____ ENTRIES SUPPLIED
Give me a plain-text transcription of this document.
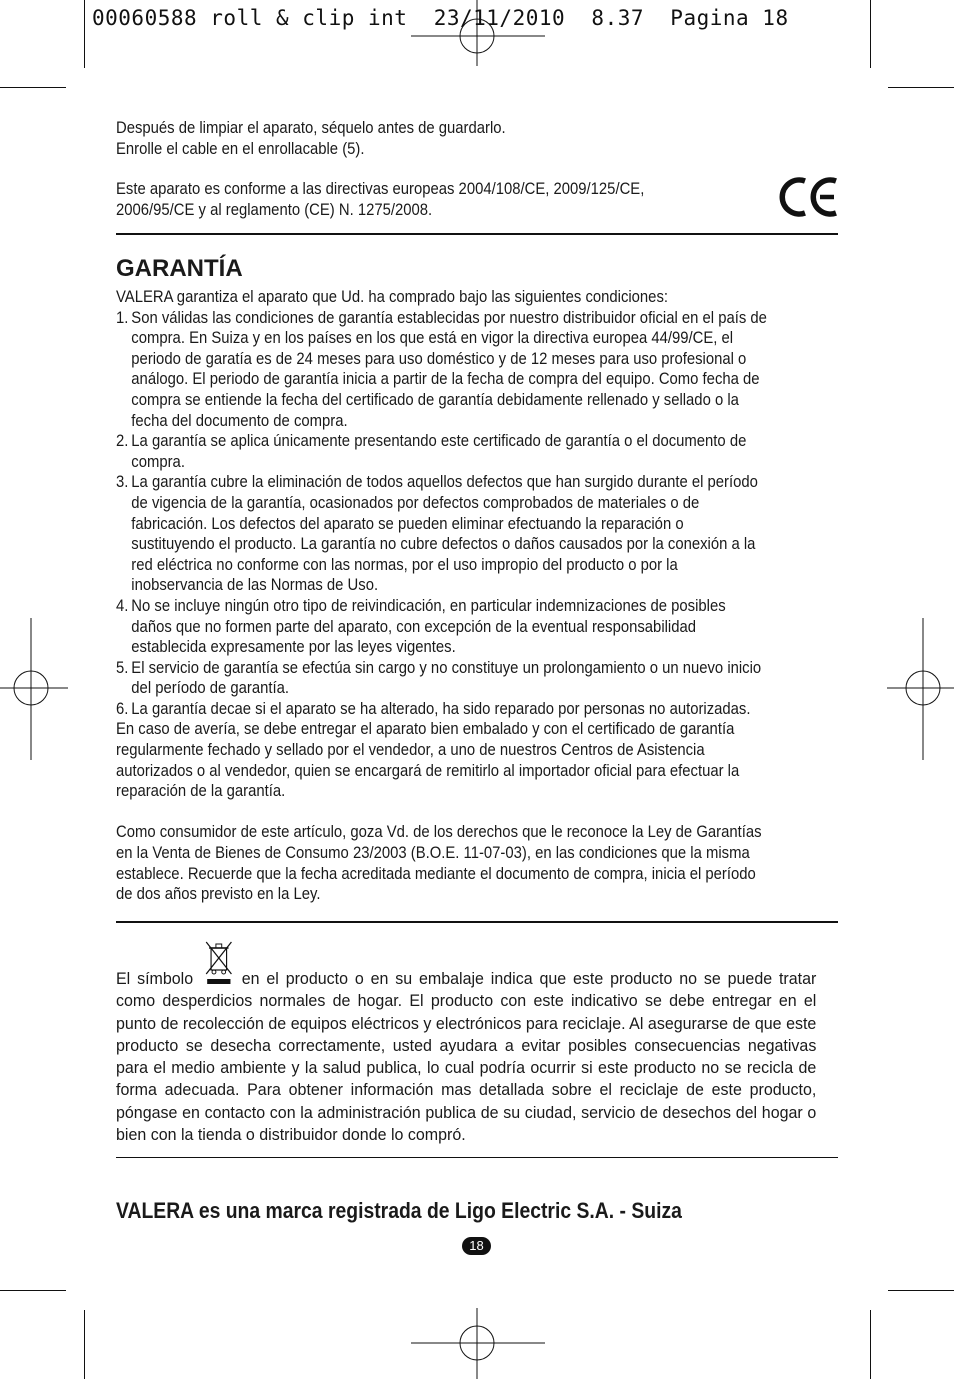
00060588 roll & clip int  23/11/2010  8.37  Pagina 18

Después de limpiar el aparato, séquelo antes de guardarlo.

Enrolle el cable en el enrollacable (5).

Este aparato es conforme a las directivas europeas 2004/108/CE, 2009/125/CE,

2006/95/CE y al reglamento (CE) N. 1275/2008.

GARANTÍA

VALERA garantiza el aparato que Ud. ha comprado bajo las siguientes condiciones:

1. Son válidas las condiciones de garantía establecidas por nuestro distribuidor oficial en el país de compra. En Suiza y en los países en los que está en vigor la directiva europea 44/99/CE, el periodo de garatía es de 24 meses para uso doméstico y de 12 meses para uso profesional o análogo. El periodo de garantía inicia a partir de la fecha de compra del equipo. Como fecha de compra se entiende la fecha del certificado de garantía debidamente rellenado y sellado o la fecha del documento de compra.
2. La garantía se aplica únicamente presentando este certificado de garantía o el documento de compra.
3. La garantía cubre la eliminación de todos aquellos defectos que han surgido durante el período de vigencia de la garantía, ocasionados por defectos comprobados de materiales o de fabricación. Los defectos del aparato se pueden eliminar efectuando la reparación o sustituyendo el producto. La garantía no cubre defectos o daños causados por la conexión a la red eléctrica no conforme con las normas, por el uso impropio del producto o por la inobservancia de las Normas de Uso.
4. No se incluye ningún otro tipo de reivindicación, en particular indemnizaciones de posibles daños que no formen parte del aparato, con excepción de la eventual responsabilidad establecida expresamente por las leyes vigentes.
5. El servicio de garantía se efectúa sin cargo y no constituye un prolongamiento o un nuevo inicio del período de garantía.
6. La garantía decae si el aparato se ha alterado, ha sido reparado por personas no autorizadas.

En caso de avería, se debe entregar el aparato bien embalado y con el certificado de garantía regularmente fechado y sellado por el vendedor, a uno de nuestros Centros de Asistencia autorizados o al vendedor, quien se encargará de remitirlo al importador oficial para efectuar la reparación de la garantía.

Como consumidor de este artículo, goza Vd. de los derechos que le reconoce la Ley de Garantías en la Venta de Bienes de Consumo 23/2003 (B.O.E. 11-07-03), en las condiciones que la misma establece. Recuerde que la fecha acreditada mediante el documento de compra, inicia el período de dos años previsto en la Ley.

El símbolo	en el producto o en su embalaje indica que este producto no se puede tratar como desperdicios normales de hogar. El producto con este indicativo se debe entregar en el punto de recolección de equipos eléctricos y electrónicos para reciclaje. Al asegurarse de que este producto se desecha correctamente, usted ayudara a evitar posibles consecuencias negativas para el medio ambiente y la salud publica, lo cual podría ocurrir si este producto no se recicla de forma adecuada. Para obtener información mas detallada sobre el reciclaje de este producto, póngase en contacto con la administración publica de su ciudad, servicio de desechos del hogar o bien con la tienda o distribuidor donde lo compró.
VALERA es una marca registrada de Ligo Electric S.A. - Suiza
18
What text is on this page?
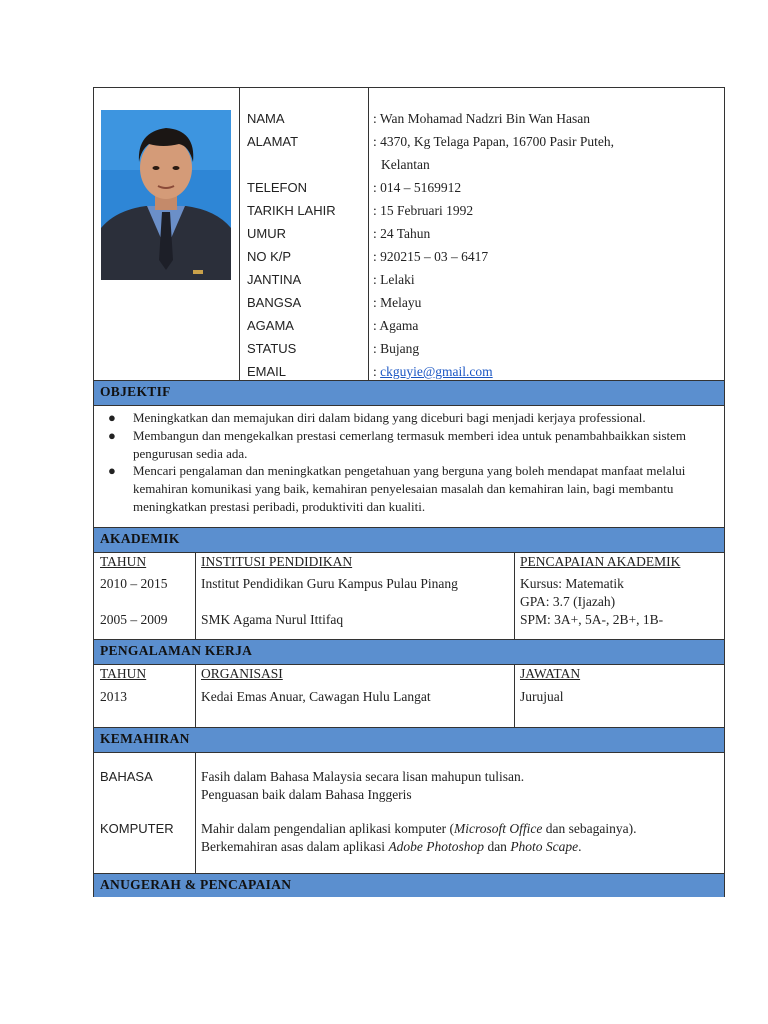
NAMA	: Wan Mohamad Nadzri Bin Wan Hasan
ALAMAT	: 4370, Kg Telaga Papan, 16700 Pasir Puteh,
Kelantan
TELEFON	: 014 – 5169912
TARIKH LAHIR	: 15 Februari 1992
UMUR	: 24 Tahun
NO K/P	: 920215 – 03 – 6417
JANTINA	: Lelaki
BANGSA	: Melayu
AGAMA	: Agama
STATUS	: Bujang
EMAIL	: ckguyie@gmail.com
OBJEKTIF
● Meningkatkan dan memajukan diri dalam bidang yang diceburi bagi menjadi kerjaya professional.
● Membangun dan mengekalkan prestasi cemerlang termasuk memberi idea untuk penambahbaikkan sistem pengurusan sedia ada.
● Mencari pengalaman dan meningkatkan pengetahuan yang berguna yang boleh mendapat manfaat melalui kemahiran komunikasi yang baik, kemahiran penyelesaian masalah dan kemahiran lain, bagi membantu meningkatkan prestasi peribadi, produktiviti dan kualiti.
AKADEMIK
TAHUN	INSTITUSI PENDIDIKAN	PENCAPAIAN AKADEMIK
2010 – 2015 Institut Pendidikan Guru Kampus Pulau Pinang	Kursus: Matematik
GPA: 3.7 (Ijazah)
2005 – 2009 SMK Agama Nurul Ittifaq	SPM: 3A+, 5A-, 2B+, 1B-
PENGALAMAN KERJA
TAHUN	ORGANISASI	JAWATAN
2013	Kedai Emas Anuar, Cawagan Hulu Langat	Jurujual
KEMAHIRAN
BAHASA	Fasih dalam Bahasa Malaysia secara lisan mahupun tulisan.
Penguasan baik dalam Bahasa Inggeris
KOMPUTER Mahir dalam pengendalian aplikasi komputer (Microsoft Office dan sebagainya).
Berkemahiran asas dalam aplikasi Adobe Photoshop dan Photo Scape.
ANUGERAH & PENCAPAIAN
________
WHAT YOU HAVE TO DO:
Leave the pictures out and print the records above exactly as they stand.

SOLUTION:
Give me a plain-text transcription of this document.
00060588 roll & clip int  23/11/2010  8.37  Pagina 18

Después de limpiar el aparato, séquelo antes de guardarlo.

Enrolle el cable en el enrollacable (5).

Este aparato es conforme a las directivas europeas 2004/108/CE, 2009/125/CE,

2006/95/CE y al reglamento (CE) N. 1275/2008.

GARANTÍA

VALERA garantiza el aparato que Ud. ha comprado bajo las siguientes condiciones:

1. Son válidas las condiciones de garantía establecidas por nuestro distribuidor oficial en el país de compra. En Suiza y en los países en los que está en vigor la directiva europea 44/99/CE, el periodo de garatía es de 24 meses para uso doméstico y de 12 meses para uso profesional o análogo. El periodo de garantía inicia a partir de la fecha de compra del equipo. Como fecha de compra se entiende la fecha del certificado de garantía debidamente rellenado y sellado o la fecha del documento de compra.
2. La garantía se aplica únicamente presentando este certificado de garantía o el documento de compra.
3. La garantía cubre la eliminación de todos aquellos defectos que han surgido durante el período de vigencia de la garantía, ocasionados por defectos comprobados de materiales o de fabricación. Los defectos del aparato se pueden eliminar efectuando la reparación o sustituyendo el producto. La garantía no cubre defectos o daños causados por la conexión a la red eléctrica no conforme con las normas, por el uso impropio del producto o por la inobservancia de las Normas de Uso.
4. No se incluye ningún otro tipo de reivindicación, en particular indemnizaciones de posibles daños que no formen parte del aparato, con excepción de la eventual responsabilidad establecida expresamente por las leyes vigentes.
5. El servicio de garantía se efectúa sin cargo y no constituye un prolongamiento o un nuevo inicio del período de garantía.
6. La garantía decae si el aparato se ha alterado, ha sido reparado por personas no autorizadas.

En caso de avería, se debe entregar el aparato bien embalado y con el certificado de garantía regularmente fechado y sellado por el vendedor, a uno de nuestros Centros de Asistencia autorizados o al vendedor, quien se encargará de remitirlo al importador oficial para efectuar la reparación de la garantía.

Como consumidor de este artículo, goza Vd. de los derechos que le reconoce la Ley de Garantías en la Venta de Bienes de Consumo 23/2003 (B.O.E. 11-07-03), en las condiciones que la misma establece. Recuerde que la fecha acreditada mediante el documento de compra, inicia el período de dos años previsto en la Ley.

El símbolo	en el producto o en su embalaje indica que este producto no se puede tratar como desperdicios normales de hogar. El producto con este indicativo se debe entregar en el punto de recolección de equipos eléctricos y electrónicos para reciclaje. Al asegurarse de que este producto se desecha correctamente, usted ayudara a evitar posibles consecuencias negativas para el medio ambiente y la salud publica, lo cual podría ocurrir si este producto no se recicla de forma adecuada. Para obtener información mas detallada sobre el reciclaje de este producto, póngase en contacto con la administración publica de su ciudad, servicio de desechos del hogar o bien con la tienda o distribuidor donde lo compró.
VALERA es una marca registrada de Ligo Electric S.A. - Suiza
18
What text is on this page?
NAMA	: Wan Mohamad Nadzri Bin Wan Hasan
ALAMAT	: 4370, Kg Telaga Papan, 16700 Pasir Puteh,
Kelantan
TELEFON	: 014 – 5169912
TARIKH LAHIR	: 15 Februari 1992
UMUR	: 24 Tahun
NO K/P	: 920215 – 03 – 6417
JANTINA	: Lelaki
BANGSA	: Melayu
AGAMA	: Agama
STATUS	: Bujang
EMAIL	: ckguyie@gmail.com
OBJEKTIF
● Meningkatkan dan memajukan diri dalam bidang yang diceburi bagi menjadi kerjaya professional.
● Membangun dan mengekalkan prestasi cemerlang termasuk memberi idea untuk penambahbaikkan sistem pengurusan sedia ada.
● Mencari pengalaman dan meningkatkan pengetahuan yang berguna yang boleh mendapat manfaat melalui kemahiran komunikasi yang baik, kemahiran penyelesaian masalah dan kemahiran lain, bagi membantu meningkatkan prestasi peribadi, produktiviti dan kualiti.
AKADEMIK
TAHUN	INSTITUSI PENDIDIKAN	PENCAPAIAN AKADEMIK
2010 – 2015 Institut Pendidikan Guru Kampus Pulau Pinang	Kursus: Matematik
GPA: 3.7 (Ijazah)
2005 – 2009 SMK Agama Nurul Ittifaq	SPM: 3A+, 5A-, 2B+, 1B-
PENGALAMAN KERJA
TAHUN	ORGANISASI	JAWATAN
2013	Kedai Emas Anuar, Cawagan Hulu Langat	Jurujual
KEMAHIRAN
BAHASA	Fasih dalam Bahasa Malaysia secara lisan mahupun tulisan.
Penguasan baik dalam Bahasa Inggeris
KOMPUTER Mahir dalam pengendalian aplikasi komputer (Microsoft Office dan sebagainya).
Berkemahiran asas dalam aplikasi Adobe Photoshop dan Photo Scape.
ANUGERAH & PENCAPAIAN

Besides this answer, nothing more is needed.